PROBLEM REQUIREMENTS → Gather each line containing the string "عائشة" from these entries.

Stored items from a collection:
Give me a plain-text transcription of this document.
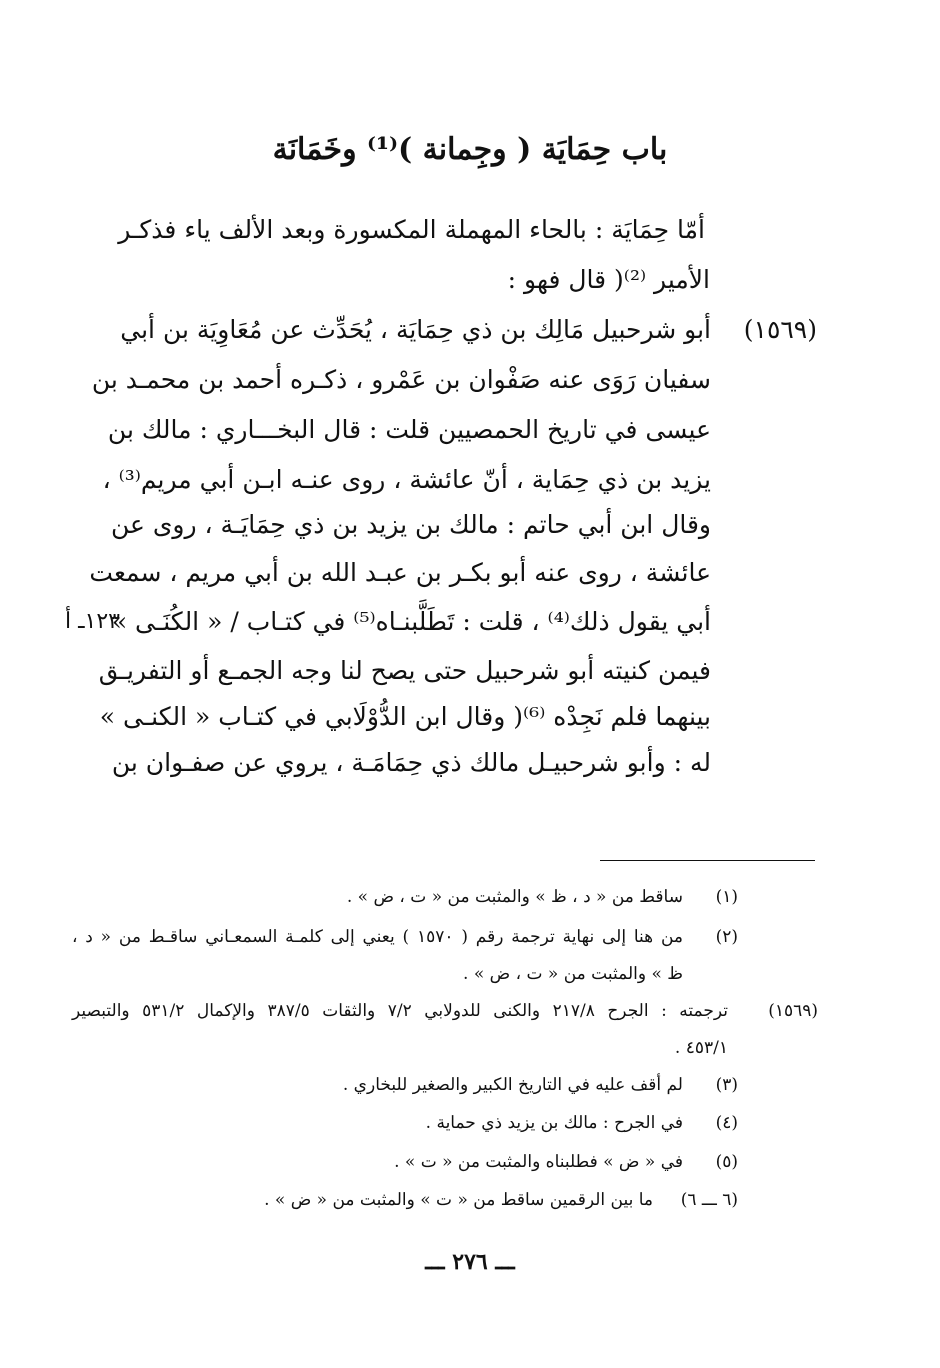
باب حِمَايَة ( وجِمانة )⁽¹⁾ وخَمَانَة
أمّا حِمَايَة : بالحاء المهملة المكسورة وبعد الألف ياء فذكـر
الأمير ⁽²⁾( قال فهو :
(١٥٦٩)
أبو شرحبيل مَالِك بن ذي حِمَايَة ، يُحَدِّث عن مُعَاوِيَة بن أبي
سفيان رَوَى عنه صَفْوان بن عَمْرو ، ذكـره أحمد بن محمـد بن
عيسى في تاريخ الحمصيين قلت : قال البخـــاري : مالك بن
يزيد بن ذي حِمَاية ، أنّ عائشة ، روى عنـه ابـن أبي مريم⁽³⁾ ،
وقال ابن أبي حاتم : مالك بن يزيد بن ذي حِمَايَـة ، روى عن
عائشة ، روى عنه أبو بكـر بن عبـد الله بن أبي مريم ، سمعت
أبي يقول ذلك⁽⁴⁾ ، قلت : تَطَلَّبنـاه⁽⁵⁾ في كتـاب / « الكُنَـى »
فيمن كنيته أبو شرحبيل حتى يصح لنا وجه الجمـع أو التفريـق
بينهما فلم نَجِدْه ⁽⁶⁾( وقال ابن الدُّوْلَابي في كتـاب « الكنـى »
له : وأبو شرحبيـل مالك ذي حِمَامَـة ، يروي عن صفـوان بن
١٢٣ـ أ
(١)
ساقط من « د ، ظ » والمثبت من « ت ، ض » .
(٢)
من هنا إلى نهاية ترجمة رقم ( ١٥٧٠ ) يعني إلى كلمـة السمعـاني ساقـط من « د ،
ظ » والمثبت من « ت ، ض » .
(١٥٦٩)
ترجمته : الجرح ٢١٧/٨ والكنى للدولابي ٧/٢ والثقات ٣٨٧/٥ والإكمال ٥٣١/٢ والتبصير
٤٥٣/١ .
(٣)
لم أقف عليه في التاريخ الكبير والصغير للبخاري .
(٤)
في الجرح : مالك بن يزيد ذي حماية .
(٥)
في « ض » فطلبناه والمثبت من « ت » .
(٦ ـــ ٦)
ما بين الرقمين ساقط من « ت » والمثبت من « ض » .
ـــ ٢٧٦ ـــ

ANSWER TO THE PROBLEM →
يزيد بن ذي حِمَاية ، أنّ عائشة ، روى عنـه ابـن أبي مريم⁽³⁾ ،
عائشة ، روى عنه أبو بكـر بن عبـد الله بن أبي مريم ، سمعت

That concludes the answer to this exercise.